Provided records –

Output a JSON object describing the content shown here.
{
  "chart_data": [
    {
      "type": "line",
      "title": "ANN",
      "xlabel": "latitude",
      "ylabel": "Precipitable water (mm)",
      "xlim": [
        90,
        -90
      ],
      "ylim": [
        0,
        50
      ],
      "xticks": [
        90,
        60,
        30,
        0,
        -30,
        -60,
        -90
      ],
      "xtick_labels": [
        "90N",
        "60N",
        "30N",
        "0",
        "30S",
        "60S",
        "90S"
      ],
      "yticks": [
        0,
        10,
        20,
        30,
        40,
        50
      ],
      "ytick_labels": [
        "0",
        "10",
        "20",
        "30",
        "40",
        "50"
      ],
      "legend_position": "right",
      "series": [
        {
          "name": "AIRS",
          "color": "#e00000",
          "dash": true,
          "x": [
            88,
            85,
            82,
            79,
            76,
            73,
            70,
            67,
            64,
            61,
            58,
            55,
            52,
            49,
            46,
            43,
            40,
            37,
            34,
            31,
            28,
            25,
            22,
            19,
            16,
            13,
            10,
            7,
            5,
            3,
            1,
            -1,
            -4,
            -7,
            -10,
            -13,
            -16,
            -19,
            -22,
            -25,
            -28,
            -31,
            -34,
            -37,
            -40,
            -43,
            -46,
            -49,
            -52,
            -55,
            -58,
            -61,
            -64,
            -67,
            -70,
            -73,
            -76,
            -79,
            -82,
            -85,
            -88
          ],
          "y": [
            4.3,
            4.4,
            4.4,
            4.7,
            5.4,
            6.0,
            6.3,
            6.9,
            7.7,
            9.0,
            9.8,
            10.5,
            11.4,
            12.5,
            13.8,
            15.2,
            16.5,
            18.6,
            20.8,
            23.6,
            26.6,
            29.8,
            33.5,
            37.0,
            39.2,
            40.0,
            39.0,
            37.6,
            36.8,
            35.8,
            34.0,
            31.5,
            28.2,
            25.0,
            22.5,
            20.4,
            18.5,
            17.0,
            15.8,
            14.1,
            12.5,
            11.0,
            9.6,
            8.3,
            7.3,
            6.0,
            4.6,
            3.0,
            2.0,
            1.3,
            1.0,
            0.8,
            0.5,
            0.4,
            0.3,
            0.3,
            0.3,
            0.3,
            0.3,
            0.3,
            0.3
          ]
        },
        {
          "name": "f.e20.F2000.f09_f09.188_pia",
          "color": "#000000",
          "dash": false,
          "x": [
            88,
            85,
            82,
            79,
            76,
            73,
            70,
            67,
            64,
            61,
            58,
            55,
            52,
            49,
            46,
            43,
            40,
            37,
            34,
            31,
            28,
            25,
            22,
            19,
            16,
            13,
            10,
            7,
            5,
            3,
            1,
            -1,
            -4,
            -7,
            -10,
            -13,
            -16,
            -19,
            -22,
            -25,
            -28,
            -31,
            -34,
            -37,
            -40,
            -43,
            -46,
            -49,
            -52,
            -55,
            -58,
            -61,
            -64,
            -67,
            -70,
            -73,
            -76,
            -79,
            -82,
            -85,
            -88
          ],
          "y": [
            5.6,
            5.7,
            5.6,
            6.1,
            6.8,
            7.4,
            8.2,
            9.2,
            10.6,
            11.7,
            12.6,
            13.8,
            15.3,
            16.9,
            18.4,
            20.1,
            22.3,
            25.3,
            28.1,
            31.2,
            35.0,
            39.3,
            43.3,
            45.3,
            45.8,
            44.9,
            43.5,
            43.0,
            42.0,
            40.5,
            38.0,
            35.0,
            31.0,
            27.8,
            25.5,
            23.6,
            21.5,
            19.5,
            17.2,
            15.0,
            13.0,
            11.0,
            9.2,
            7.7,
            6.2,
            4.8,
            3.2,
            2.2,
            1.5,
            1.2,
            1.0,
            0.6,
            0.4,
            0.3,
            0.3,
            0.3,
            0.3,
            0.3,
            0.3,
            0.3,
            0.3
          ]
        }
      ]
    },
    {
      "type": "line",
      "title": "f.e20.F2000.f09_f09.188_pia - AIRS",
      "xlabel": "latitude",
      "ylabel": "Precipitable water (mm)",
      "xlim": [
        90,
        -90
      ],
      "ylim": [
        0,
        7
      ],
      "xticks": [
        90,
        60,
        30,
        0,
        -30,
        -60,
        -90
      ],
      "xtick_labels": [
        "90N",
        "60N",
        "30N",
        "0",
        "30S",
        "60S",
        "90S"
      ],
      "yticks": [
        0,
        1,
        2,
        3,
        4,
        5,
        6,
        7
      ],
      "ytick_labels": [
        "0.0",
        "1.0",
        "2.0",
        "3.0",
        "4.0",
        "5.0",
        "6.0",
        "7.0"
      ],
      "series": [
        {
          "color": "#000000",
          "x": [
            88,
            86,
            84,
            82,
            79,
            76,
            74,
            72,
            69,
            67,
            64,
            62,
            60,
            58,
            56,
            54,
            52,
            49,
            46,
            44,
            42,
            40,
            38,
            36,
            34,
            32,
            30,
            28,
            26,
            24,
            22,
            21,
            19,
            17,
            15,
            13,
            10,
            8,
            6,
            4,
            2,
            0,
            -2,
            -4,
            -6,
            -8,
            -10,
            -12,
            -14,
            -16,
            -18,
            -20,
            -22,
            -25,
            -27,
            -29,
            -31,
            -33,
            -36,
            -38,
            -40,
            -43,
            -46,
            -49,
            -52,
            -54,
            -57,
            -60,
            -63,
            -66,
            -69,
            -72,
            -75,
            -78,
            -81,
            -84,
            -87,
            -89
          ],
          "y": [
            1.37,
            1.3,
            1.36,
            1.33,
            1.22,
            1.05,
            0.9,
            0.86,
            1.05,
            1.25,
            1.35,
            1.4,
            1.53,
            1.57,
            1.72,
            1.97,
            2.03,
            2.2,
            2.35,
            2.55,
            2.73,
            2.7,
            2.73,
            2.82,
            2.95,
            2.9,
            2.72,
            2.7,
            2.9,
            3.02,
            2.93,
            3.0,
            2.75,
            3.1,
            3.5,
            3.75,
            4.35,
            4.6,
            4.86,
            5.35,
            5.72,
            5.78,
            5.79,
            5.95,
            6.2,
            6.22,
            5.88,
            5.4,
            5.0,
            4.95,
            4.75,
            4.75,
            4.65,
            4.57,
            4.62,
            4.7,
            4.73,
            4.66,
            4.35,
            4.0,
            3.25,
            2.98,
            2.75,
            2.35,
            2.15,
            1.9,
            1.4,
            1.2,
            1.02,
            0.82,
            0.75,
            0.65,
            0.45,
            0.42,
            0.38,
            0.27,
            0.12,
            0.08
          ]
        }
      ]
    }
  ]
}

What to produce – Emit the full listing verbatim.

Task output –
Output a JSON object describing the content shown here.
{
  "chart_data": [
    {
      "type": "line",
      "title": "ANN",
      "xlabel": "latitude",
      "ylabel": "Precipitable water (mm)",
      "xlim": [
        90,
        -90
      ],
      "ylim": [
        0,
        50
      ],
      "xticks": [
        90,
        60,
        30,
        0,
        -30,
        -60,
        -90
      ],
      "xtick_labels": [
        "90N",
        "60N",
        "30N",
        "0",
        "30S",
        "60S",
        "90S"
      ],
      "yticks": [
        0,
        10,
        20,
        30,
        40,
        50
      ],
      "ytick_labels": [
        "0",
        "10",
        "20",
        "30",
        "40",
        "50"
      ],
      "legend_position": "right",
      "series": [
        {
          "name": "AIRS",
          "color": "#e00000",
          "dash": true,
          "x": [
            88,
            85,
            82,
            79,
            76,
            73,
            70,
            67,
            64,
            61,
            58,
            55,
            52,
            49,
            46,
            43,
            40,
            37,
            34,
            31,
            28,
            25,
            22,
            19,
            16,
            13,
            10,
            7,
            5,
            3,
            1,
            -1,
            -4,
            -7,
            -10,
            -13,
            -16,
            -19,
            -22,
            -25,
            -28,
            -31,
            -34,
            -37,
            -40,
            -43,
            -46,
            -49,
            -52,
            -55,
            -58,
            -61,
            -64,
            -67,
            -70,
            -73,
            -76,
            -79,
            -82,
            -85,
            -88
          ],
          "y": [
            4.3,
            4.4,
            4.4,
            4.7,
            5.4,
            6.0,
            6.3,
            6.9,
            7.7,
            9.0,
            9.8,
            10.5,
            11.4,
            12.5,
            13.8,
            15.2,
            16.5,
            18.6,
            20.8,
            23.6,
            26.6,
            29.8,
            33.5,
            37.0,
            39.2,
            40.0,
            39.0,
            37.6,
            36.8,
            35.8,
            34.0,
            31.5,
            28.2,
            25.0,
            22.5,
            20.4,
            18.5,
            17.0,
            15.8,
            14.1,
            12.5,
            11.0,
            9.6,
            8.3,
            7.3,
            6.0,
            4.6,
            3.0,
            2.0,
            1.3,
            1.0,
            0.8,
            0.5,
            0.4,
            0.3,
            0.3,
            0.3,
            0.3,
            0.3,
            0.3,
            0.3
          ]
        },
        {
          "name": "f.e20.F2000.f09_f09.188_pia",
          "color": "#000000",
          "dash": false,
          "x": [
            88,
            85,
            82,
            79,
            76,
            73,
            70,
            67,
            64,
            61,
            58,
            55,
            52,
            49,
            46,
            43,
            40,
            37,
            34,
            31,
            28,
            25,
            22,
            19,
            16,
            13,
            10,
            7,
            5,
            3,
            1,
            -1,
            -4,
            -7,
            -10,
            -13,
            -16,
            -19,
            -22,
            -25,
            -28,
            -31,
            -34,
            -37,
            -40,
            -43,
            -46,
            -49,
            -52,
            -55,
            -58,
            -61,
            -64,
            -67,
            -70,
            -73,
            -76,
            -79,
            -82,
            -85,
            -88
          ],
          "y": [
            5.6,
            5.7,
            5.6,
            6.1,
            6.8,
            7.4,
            8.2,
            9.2,
            10.6,
            11.7,
            12.6,
            13.8,
            15.3,
            16.9,
            18.4,
            20.1,
            22.3,
            25.3,
            28.1,
            31.2,
            35.0,
            39.3,
            43.3,
            45.3,
            45.8,
            44.9,
            43.5,
            43.0,
            42.0,
            40.5,
            38.0,
            35.0,
            31.0,
            27.8,
            25.5,
            23.6,
            21.5,
            19.5,
            17.2,
            15.0,
            13.0,
            11.0,
            9.2,
            7.7,
            6.2,
            4.8,
            3.2,
            2.2,
            1.5,
            1.2,
            1.0,
            0.6,
            0.4,
            0.3,
            0.3,
            0.3,
            0.3,
            0.3,
            0.3,
            0.3,
            0.3
          ]
        }
      ]
    },
    {
      "type": "line",
      "title": "f.e20.F2000.f09_f09.188_pia - AIRS",
      "xlabel": "latitude",
      "ylabel": "Precipitable water (mm)",
      "xlim": [
        90,
        -90
      ],
      "ylim": [
        0,
        7
      ],
      "xticks": [
        90,
        60,
        30,
        0,
        -30,
        -60,
        -90
      ],
      "xtick_labels": [
        "90N",
        "60N",
        "30N",
        "0",
        "30S",
        "60S",
        "90S"
      ],
      "yticks": [
        0,
        1,
        2,
        3,
        4,
        5,
        6,
        7
      ],
      "ytick_labels": [
        "0.0",
        "1.0",
        "2.0",
        "3.0",
        "4.0",
        "5.0",
        "6.0",
        "7.0"
      ],
      "series": [
        {
          "color": "#000000",
          "x": [
            88,
            86,
            84,
            82,
            79,
            76,
            74,
            72,
            69,
            67,
            64,
            62,
            60,
            58,
            56,
            54,
            52,
            49,
            46,
            44,
            42,
            40,
            38,
            36,
            34,
            32,
            30,
            28,
            26,
            24,
            22,
            21,
            19,
            17,
            15,
            13,
            10,
            8,
            6,
            4,
            2,
            0,
            -2,
            -4,
            -6,
            -8,
            -10,
            -12,
            -14,
            -16,
            -18,
            -20,
            -22,
            -25,
            -27,
            -29,
            -31,
            -33,
            -36,
            -38,
            -40,
            -43,
            -46,
            -49,
            -52,
            -54,
            -57,
            -60,
            -63,
            -66,
            -69,
            -72,
            -75,
            -78,
            -81,
            -84,
            -87,
            -89
          ],
          "y": [
            1.37,
            1.3,
            1.36,
            1.33,
            1.22,
            1.05,
            0.9,
            0.86,
            1.05,
            1.25,
            1.35,
            1.4,
            1.53,
            1.57,
            1.72,
            1.97,
            2.03,
            2.2,
            2.35,
            2.55,
            2.73,
            2.7,
            2.73,
            2.82,
            2.95,
            2.9,
            2.72,
            2.7,
            2.9,
            3.02,
            2.93,
            3.0,
            2.75,
            3.1,
            3.5,
            3.75,
            4.35,
            4.6,
            4.86,
            5.35,
            5.72,
            5.78,
            5.79,
            5.95,
            6.2,
            6.22,
            5.88,
            5.4,
            5.0,
            4.95,
            4.75,
            4.75,
            4.65,
            4.57,
            4.62,
            4.7,
            4.73,
            4.66,
            4.35,
            4.0,
            3.25,
            2.98,
            2.75,
            2.35,
            2.15,
            1.9,
            1.4,
            1.2,
            1.02,
            0.82,
            0.75,
            0.65,
            0.45,
            0.42,
            0.38,
            0.27,
            0.12,
            0.08
          ]
        }
      ]
    }
  ]
}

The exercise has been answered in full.